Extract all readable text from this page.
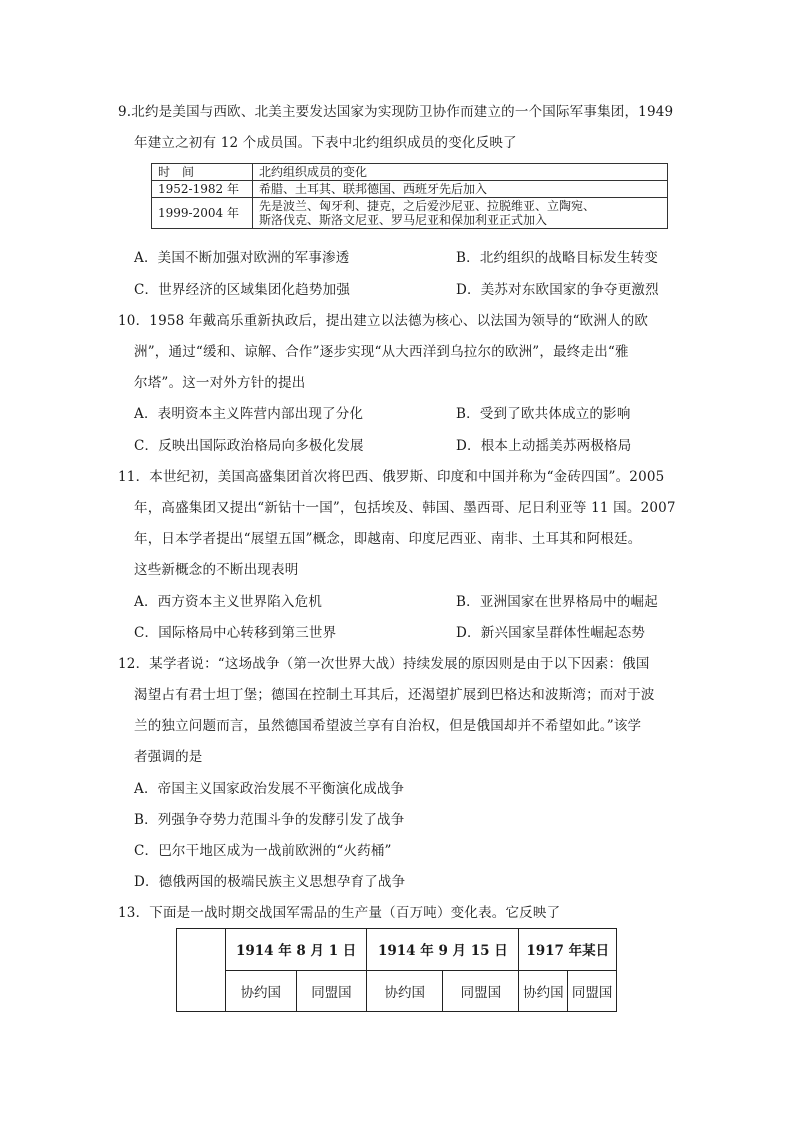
9.北约是美国与西欧、北美主要发达国家为实现防卫协作而建立的一个国际军事集团，1949
年建立之初有 12 个成员国。下表中北约组织成员的变化反映了
时　间	北约组织成员的变化
1952-1982 年	希腊、土耳其、联邦德国、西班牙先后加入
1999-2004 年	先是波兰、匈牙利、捷克，之后爱沙尼亚、拉脱维亚、立陶宛、
斯洛伐克、斯洛文尼亚、罗马尼亚和保加利亚正式加入
A．美国不断加强对欧洲的军事渗透	B．北约组织的战略目标发生转变
C．世界经济的区域集团化趋势加强	D．美苏对东欧国家的争夺更激烈
10．1958 年戴高乐重新执政后，提出建立以法德为核心、以法国为领导的“欧洲人的欧
洲”，通过“缓和、谅解、合作”逐步实现“从大西洋到乌拉尔的欧洲”，最终走出“雅
尔塔”。这一对外方针的提出
A．表明资本主义阵营内部出现了分化	B．受到了欧共体成立的影响
C．反映出国际政治格局向多极化发展	D．根本上动摇美苏两极格局
11．本世纪初，美国高盛集团首次将巴西、俄罗斯、印度和中国并称为“金砖四国”。2005
年，高盛集团又提出“新钻十一国”，包括埃及、韩国、墨西哥、尼日利亚等 11 国。2007
年，日本学者提出“展望五国”概念，即越南、印度尼西亚、南非、土耳其和阿根廷。
这些新概念的不断出现表明
A．西方资本主义世界陷入危机	B．亚洲国家在世界格局中的崛起
C．国际格局中心转移到第三世界	D．新兴国家呈群体性崛起态势
12．某学者说：“这场战争（第一次世界大战）持续发展的原因则是由于以下因素：俄国
渴望占有君士坦丁堡；德国在控制土耳其后，还渴望扩展到巴格达和波斯湾；而对于波
兰的独立问题而言，虽然德国希望波兰享有自治权，但是俄国却并不希望如此。”该学
者强调的是
A．帝国主义国家政治发展不平衡演化成战争
B．列强争夺势力范围斗争的发酵引发了战争
C．巴尔干地区成为一战前欧洲的“火药桶”
D．德俄两国的极端民族主义思想孕育了战争
13．下面是一战时期交战国军需品的生产量（百万吨）变化表。它反映了
	1914 年 8 月 1 日		1914 年 9 月 15 日		1917 年某日	
	协约国	同盟国	协约国	同盟国	协约国	同盟国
━━━━
REQUIREMENTS: Extract all the entries word for word; omit any pictures.

RESPONSE TO THIS EXERCISE:
Extract all readable text from this page.
9.北约是美国与西欧、北美主要发达国家为实现防卫协作而建立的一个国际军事集团，1949
年建立之初有 12 个成员国。下表中北约组织成员的变化反映了
时　间	北约组织成员的变化
1952-1982 年	希腊、土耳其、联邦德国、西班牙先后加入
1999-2004 年	先是波兰、匈牙利、捷克，之后爱沙尼亚、拉脱维亚、立陶宛、
斯洛伐克、斯洛文尼亚、罗马尼亚和保加利亚正式加入
A．美国不断加强对欧洲的军事渗透	B．北约组织的战略目标发生转变
C．世界经济的区域集团化趋势加强	D．美苏对东欧国家的争夺更激烈
10．1958 年戴高乐重新执政后，提出建立以法德为核心、以法国为领导的“欧洲人的欧
洲”，通过“缓和、谅解、合作”逐步实现“从大西洋到乌拉尔的欧洲”，最终走出“雅
尔塔”。这一对外方针的提出
A．表明资本主义阵营内部出现了分化	B．受到了欧共体成立的影响
C．反映出国际政治格局向多极化发展	D．根本上动摇美苏两极格局
11．本世纪初，美国高盛集团首次将巴西、俄罗斯、印度和中国并称为“金砖四国”。2005
年，高盛集团又提出“新钻十一国”，包括埃及、韩国、墨西哥、尼日利亚等 11 国。2007
年，日本学者提出“展望五国”概念，即越南、印度尼西亚、南非、土耳其和阿根廷。
这些新概念的不断出现表明
A．西方资本主义世界陷入危机	B．亚洲国家在世界格局中的崛起
C．国际格局中心转移到第三世界	D．新兴国家呈群体性崛起态势
12．某学者说：“这场战争（第一次世界大战）持续发展的原因则是由于以下因素：俄国
渴望占有君士坦丁堡；德国在控制土耳其后，还渴望扩展到巴格达和波斯湾；而对于波
兰的独立问题而言，虽然德国希望波兰享有自治权，但是俄国却并不希望如此。”该学
者强调的是
A．帝国主义国家政治发展不平衡演化成战争
B．列强争夺势力范围斗争的发酵引发了战争
C．巴尔干地区成为一战前欧洲的“火药桶”
D．德俄两国的极端民族主义思想孕育了战争
13．下面是一战时期交战国军需品的生产量（百万吨）变化表。它反映了
	1914 年 8 月 1 日		1914 年 9 月 15 日		1917 年某日	
	协约国	同盟国	协约国	同盟国	协约国	同盟国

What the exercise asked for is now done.